▶ Given request:
Copy every entry exactly.

▶ Supplied data:
## START
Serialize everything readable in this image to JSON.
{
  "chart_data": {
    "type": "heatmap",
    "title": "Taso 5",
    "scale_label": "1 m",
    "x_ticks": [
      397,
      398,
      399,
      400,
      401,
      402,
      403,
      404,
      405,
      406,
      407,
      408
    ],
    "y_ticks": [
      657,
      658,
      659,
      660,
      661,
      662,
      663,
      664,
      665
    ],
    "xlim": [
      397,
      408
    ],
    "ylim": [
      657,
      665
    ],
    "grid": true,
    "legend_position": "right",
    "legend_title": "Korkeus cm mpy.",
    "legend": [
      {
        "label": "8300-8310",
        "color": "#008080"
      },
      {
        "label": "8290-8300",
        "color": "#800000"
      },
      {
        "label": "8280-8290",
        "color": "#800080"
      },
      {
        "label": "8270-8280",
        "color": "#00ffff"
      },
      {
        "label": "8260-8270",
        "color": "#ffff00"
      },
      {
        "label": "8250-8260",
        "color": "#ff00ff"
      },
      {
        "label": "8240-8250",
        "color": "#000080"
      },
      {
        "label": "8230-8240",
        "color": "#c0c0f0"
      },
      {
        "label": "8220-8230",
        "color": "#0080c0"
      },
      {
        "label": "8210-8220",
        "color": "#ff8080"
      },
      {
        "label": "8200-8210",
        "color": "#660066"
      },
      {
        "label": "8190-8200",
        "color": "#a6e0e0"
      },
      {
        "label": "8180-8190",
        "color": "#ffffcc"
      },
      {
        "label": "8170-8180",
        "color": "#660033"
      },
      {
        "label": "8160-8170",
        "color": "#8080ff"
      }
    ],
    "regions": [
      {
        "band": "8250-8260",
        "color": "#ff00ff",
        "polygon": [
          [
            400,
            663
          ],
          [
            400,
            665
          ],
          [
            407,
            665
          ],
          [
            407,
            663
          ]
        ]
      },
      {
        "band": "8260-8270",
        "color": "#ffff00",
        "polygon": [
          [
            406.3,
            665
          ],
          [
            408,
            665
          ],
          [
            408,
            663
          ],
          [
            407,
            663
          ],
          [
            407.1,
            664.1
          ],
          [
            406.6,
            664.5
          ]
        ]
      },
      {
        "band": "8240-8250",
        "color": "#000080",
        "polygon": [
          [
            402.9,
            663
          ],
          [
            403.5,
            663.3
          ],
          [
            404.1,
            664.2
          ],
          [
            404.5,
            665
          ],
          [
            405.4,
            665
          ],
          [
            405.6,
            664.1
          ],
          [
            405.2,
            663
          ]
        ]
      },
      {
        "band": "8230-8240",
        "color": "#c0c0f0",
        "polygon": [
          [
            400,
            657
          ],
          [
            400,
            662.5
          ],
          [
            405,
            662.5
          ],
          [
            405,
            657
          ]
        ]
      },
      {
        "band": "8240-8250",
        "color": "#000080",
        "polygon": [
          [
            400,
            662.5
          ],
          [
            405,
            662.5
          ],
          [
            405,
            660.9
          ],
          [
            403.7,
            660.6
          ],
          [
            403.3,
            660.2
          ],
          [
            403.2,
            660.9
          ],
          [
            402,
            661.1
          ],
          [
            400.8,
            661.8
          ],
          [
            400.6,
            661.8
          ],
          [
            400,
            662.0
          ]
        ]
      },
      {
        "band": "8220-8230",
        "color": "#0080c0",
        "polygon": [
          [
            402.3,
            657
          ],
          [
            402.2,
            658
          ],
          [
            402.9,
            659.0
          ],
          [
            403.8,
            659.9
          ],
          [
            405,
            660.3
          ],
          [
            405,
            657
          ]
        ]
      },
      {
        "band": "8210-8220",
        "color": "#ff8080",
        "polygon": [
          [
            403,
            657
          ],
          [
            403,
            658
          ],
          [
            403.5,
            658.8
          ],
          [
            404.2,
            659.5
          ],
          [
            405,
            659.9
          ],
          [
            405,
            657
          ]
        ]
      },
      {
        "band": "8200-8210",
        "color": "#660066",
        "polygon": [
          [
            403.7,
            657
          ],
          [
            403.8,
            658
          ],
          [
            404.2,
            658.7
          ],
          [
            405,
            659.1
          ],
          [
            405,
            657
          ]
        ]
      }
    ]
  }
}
## END
▶ Written response:
Serialize everything readable in this image to JSON.
{
  "chart_data": {
    "type": "heatmap",
    "title": "Taso 5",
    "scale_label": "1 m",
    "x_ticks": [
      397,
      398,
      399,
      400,
      401,
      402,
      403,
      404,
      405,
      406,
      407,
      408
    ],
    "y_ticks": [
      657,
      658,
      659,
      660,
      661,
      662,
      663,
      664,
      665
    ],
    "xlim": [
      397,
      408
    ],
    "ylim": [
      657,
      665
    ],
    "grid": true,
    "legend_position": "right",
    "legend_title": "Korkeus cm mpy.",
    "legend": [
      {
        "label": "8300-8310",
        "color": "#008080"
      },
      {
        "label": "8290-8300",
        "color": "#800000"
      },
      {
        "label": "8280-8290",
        "color": "#800080"
      },
      {
        "label": "8270-8280",
        "color": "#00ffff"
      },
      {
        "label": "8260-8270",
        "color": "#ffff00"
      },
      {
        "label": "8250-8260",
        "color": "#ff00ff"
      },
      {
        "label": "8240-8250",
        "color": "#000080"
      },
      {
        "label": "8230-8240",
        "color": "#c0c0f0"
      },
      {
        "label": "8220-8230",
        "color": "#0080c0"
      },
      {
        "label": "8210-8220",
        "color": "#ff8080"
      },
      {
        "label": "8200-8210",
        "color": "#660066"
      },
      {
        "label": "8190-8200",
        "color": "#a6e0e0"
      },
      {
        "label": "8180-8190",
        "color": "#ffffcc"
      },
      {
        "label": "8170-8180",
        "color": "#660033"
      },
      {
        "label": "8160-8170",
        "color": "#8080ff"
      }
    ],
    "regions": [
      {
        "band": "8250-8260",
        "color": "#ff00ff",
        "polygon": [
          [
            400,
            663
          ],
          [
            400,
            665
          ],
          [
            407,
            665
          ],
          [
            407,
            663
          ]
        ]
      },
      {
        "band": "8260-8270",
        "color": "#ffff00",
        "polygon": [
          [
            406.3,
            665
          ],
          [
            408,
            665
          ],
          [
            408,
            663
          ],
          [
            407,
            663
          ],
          [
            407.1,
            664.1
          ],
          [
            406.6,
            664.5
          ]
        ]
      },
      {
        "band": "8240-8250",
        "color": "#000080",
        "polygon": [
          [
            402.9,
            663
          ],
          [
            403.5,
            663.3
          ],
          [
            404.1,
            664.2
          ],
          [
            404.5,
            665
          ],
          [
            405.4,
            665
          ],
          [
            405.6,
            664.1
          ],
          [
            405.2,
            663
          ]
        ]
      },
      {
        "band": "8230-8240",
        "color": "#c0c0f0",
        "polygon": [
          [
            400,
            657
          ],
          [
            400,
            662.5
          ],
          [
            405,
            662.5
          ],
          [
            405,
            657
          ]
        ]
      },
      {
        "band": "8240-8250",
        "color": "#000080",
        "polygon": [
          [
            400,
            662.5
          ],
          [
            405,
            662.5
          ],
          [
            405,
            660.9
          ],
          [
            403.7,
            660.6
          ],
          [
            403.3,
            660.2
          ],
          [
            403.2,
            660.9
          ],
          [
            402,
            661.1
          ],
          [
            400.8,
            661.8
          ],
          [
            400.6,
            661.8
          ],
          [
            400,
            662.0
          ]
        ]
      },
      {
        "band": "8220-8230",
        "color": "#0080c0",
        "polygon": [
          [
            402.3,
            657
          ],
          [
            402.2,
            658
          ],
          [
            402.9,
            659.0
          ],
          [
            403.8,
            659.9
          ],
          [
            405,
            660.3
          ],
          [
            405,
            657
          ]
        ]
      },
      {
        "band": "8210-8220",
        "color": "#ff8080",
        "polygon": [
          [
            403,
            657
          ],
          [
            403,
            658
          ],
          [
            403.5,
            658.8
          ],
          [
            404.2,
            659.5
          ],
          [
            405,
            659.9
          ],
          [
            405,
            657
          ]
        ]
      },
      {
        "band": "8200-8210",
        "color": "#660066",
        "polygon": [
          [
            403.7,
            657
          ],
          [
            403.8,
            658
          ],
          [
            404.2,
            658.7
          ],
          [
            405,
            659.1
          ],
          [
            405,
            657
          ]
        ]
      }
    ]
  }
}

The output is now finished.